> Brief: List each line of the data in which the string "verified" appears.

> Task material:
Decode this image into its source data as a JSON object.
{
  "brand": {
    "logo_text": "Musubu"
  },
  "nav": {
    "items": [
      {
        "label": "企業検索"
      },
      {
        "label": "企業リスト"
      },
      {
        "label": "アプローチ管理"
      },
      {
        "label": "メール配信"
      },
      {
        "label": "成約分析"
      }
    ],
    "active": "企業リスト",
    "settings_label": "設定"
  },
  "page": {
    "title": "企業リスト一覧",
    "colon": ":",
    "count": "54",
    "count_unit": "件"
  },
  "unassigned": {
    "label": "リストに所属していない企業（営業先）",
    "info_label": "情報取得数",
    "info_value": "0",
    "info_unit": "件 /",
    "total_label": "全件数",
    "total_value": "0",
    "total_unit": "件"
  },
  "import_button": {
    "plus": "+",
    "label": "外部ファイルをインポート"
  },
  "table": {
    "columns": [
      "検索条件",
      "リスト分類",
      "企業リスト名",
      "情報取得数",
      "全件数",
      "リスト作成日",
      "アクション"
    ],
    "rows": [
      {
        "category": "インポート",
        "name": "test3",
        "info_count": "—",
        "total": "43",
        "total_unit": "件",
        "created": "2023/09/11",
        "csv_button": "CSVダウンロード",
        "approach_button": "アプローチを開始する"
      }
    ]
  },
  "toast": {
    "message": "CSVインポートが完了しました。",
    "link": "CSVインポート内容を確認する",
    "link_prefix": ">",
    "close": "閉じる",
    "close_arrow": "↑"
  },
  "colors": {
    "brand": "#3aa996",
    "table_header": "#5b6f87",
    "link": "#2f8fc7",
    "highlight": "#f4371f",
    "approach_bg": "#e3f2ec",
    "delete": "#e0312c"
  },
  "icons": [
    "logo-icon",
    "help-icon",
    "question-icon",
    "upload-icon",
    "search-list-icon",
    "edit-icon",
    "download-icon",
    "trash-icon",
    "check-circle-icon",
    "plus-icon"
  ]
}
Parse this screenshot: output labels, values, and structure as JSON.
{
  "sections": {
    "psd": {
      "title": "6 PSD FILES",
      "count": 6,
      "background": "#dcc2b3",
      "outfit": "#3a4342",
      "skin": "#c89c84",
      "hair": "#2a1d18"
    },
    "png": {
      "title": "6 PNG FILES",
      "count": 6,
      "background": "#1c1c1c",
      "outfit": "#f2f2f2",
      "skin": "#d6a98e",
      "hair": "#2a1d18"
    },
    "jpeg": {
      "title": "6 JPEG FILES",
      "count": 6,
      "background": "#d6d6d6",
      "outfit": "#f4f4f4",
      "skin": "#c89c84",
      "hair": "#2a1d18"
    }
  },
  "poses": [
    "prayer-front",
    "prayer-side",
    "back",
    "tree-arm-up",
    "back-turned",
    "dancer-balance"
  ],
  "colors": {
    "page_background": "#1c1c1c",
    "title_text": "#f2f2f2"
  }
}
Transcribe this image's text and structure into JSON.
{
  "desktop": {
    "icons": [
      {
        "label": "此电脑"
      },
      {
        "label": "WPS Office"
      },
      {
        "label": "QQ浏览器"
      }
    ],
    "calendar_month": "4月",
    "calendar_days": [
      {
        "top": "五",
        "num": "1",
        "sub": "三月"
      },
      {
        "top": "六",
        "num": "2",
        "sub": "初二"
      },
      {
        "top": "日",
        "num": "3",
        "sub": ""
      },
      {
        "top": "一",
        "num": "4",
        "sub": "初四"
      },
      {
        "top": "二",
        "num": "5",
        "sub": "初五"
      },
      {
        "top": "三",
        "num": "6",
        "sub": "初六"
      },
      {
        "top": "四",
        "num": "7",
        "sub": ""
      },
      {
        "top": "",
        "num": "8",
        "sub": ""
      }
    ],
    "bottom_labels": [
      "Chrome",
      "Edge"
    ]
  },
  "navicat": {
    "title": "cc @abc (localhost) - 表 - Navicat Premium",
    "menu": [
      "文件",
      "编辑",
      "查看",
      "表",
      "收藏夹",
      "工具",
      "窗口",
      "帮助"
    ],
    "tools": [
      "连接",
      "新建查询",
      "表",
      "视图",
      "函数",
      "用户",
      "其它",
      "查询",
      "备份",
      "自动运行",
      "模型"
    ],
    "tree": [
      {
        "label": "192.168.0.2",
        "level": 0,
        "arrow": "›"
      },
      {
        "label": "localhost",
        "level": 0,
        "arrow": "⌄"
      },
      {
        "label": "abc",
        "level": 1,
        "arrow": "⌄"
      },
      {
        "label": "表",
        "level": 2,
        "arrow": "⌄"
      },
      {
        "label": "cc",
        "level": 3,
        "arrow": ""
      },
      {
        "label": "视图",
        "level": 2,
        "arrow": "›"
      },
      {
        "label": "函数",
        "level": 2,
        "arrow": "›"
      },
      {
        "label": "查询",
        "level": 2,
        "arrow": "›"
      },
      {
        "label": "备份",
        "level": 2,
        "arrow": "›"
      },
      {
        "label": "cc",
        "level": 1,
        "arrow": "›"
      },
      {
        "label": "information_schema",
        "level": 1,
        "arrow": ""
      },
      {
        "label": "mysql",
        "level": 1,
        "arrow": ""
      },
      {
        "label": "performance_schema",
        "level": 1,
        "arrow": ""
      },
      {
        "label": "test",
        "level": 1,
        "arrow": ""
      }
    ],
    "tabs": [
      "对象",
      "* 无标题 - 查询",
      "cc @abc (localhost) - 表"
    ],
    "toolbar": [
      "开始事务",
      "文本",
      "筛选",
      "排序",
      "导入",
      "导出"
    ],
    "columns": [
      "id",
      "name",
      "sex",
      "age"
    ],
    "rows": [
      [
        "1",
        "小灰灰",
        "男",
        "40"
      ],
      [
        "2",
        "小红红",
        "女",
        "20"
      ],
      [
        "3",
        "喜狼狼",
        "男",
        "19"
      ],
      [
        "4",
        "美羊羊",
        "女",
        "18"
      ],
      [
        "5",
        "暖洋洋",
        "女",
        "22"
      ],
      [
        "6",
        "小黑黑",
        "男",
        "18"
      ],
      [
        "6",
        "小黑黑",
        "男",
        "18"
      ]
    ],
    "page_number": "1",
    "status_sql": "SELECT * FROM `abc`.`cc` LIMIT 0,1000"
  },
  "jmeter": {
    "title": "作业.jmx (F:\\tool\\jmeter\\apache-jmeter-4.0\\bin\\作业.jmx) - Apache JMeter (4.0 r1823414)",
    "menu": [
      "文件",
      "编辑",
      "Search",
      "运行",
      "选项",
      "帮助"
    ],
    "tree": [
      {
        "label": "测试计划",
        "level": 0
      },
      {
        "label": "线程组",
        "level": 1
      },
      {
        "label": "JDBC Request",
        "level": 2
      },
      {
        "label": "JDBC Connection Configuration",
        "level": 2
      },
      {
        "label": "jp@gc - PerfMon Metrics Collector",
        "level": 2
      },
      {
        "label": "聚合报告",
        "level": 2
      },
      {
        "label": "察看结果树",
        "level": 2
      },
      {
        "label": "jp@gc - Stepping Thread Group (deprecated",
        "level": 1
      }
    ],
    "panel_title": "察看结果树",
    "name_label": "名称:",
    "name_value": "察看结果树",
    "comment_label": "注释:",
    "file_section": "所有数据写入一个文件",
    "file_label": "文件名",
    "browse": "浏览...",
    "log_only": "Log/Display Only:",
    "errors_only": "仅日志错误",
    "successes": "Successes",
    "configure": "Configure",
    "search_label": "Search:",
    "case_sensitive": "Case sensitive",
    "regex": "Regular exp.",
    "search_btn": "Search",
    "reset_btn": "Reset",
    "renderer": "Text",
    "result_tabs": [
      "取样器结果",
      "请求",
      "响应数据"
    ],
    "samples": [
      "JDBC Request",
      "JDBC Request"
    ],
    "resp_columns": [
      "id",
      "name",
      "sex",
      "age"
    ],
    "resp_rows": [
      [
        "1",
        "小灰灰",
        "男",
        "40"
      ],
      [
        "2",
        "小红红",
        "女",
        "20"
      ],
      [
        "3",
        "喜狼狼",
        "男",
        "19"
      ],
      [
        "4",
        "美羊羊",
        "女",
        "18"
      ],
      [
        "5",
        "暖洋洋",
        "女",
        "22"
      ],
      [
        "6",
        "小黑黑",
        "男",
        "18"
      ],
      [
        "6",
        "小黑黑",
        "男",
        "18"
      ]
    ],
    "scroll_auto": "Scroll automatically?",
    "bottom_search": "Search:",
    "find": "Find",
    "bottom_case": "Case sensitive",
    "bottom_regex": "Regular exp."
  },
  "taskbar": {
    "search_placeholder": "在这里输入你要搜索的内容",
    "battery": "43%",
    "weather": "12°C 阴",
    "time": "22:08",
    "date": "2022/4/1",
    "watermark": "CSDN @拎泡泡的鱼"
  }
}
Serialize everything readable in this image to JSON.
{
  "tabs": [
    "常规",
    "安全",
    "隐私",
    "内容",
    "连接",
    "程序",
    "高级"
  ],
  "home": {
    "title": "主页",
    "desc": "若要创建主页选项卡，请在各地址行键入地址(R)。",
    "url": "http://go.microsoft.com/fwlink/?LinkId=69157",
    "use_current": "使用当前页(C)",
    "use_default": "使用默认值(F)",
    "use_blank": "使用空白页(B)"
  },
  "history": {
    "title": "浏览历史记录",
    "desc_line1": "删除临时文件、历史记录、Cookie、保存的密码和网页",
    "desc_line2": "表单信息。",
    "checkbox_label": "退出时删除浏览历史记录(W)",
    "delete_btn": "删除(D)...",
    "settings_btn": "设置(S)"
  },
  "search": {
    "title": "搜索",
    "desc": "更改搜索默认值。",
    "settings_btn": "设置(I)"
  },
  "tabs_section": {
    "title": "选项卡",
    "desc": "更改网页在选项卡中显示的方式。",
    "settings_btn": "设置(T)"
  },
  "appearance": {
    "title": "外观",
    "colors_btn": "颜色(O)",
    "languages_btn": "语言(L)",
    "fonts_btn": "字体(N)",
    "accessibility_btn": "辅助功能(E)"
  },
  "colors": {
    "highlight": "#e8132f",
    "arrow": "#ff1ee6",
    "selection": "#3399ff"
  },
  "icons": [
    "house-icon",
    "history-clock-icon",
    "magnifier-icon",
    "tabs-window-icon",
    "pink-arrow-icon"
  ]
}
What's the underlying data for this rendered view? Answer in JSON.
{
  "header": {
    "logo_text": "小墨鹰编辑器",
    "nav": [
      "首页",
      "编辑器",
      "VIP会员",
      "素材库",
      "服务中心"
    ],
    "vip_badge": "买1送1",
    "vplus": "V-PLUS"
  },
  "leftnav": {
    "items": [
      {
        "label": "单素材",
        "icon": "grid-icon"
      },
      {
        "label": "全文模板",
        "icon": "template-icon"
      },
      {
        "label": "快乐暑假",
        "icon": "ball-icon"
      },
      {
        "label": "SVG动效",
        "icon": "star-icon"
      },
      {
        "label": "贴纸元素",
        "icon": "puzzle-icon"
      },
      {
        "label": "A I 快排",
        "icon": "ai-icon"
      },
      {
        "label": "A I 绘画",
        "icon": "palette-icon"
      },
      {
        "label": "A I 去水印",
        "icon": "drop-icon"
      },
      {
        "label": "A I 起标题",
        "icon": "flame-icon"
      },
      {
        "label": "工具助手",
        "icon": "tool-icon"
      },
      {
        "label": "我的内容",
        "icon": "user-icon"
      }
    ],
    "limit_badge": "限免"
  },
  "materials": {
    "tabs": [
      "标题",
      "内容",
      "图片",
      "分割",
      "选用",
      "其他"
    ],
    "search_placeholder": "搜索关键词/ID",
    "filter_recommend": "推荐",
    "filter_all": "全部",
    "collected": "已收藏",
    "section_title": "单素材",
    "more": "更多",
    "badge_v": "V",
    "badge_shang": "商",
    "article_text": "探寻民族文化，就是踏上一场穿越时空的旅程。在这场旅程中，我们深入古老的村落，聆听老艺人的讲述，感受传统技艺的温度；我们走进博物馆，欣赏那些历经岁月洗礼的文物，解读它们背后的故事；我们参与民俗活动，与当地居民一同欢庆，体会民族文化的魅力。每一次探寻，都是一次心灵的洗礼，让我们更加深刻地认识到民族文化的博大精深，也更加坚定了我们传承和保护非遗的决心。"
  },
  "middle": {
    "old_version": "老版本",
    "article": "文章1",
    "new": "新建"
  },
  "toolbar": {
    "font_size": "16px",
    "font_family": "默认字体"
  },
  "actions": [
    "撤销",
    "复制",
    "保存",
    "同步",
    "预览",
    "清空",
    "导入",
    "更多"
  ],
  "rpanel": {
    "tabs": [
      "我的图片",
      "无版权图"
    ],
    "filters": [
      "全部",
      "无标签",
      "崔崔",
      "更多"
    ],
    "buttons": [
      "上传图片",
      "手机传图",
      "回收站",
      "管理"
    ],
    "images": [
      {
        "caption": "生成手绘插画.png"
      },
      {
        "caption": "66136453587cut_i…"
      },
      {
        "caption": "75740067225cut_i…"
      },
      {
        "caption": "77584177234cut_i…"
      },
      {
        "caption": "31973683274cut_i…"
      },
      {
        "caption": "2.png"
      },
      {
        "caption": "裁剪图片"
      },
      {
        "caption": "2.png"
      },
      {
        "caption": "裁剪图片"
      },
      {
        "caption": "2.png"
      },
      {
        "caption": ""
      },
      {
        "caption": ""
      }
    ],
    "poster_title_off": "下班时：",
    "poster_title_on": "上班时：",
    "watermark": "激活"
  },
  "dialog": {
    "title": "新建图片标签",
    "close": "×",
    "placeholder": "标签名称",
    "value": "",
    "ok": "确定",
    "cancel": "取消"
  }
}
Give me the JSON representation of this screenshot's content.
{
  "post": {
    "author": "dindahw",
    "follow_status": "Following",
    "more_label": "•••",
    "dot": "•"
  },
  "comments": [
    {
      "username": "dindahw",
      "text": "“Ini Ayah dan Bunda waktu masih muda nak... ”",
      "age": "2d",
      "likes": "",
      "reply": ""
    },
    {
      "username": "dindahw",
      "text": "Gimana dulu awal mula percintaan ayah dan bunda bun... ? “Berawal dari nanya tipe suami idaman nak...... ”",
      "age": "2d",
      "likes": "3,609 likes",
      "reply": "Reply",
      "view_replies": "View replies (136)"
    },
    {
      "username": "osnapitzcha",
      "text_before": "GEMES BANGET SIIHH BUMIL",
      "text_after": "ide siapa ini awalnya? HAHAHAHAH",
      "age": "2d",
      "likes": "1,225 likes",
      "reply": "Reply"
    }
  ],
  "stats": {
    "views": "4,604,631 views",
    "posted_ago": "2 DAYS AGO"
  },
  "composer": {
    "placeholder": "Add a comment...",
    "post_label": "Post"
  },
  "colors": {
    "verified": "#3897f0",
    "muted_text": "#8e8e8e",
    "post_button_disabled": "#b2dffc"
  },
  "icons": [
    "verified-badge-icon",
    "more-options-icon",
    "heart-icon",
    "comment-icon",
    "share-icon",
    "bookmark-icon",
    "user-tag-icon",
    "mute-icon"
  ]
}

> Task solution:
    "verified": "#3897f0",
    "verified-badge-icon",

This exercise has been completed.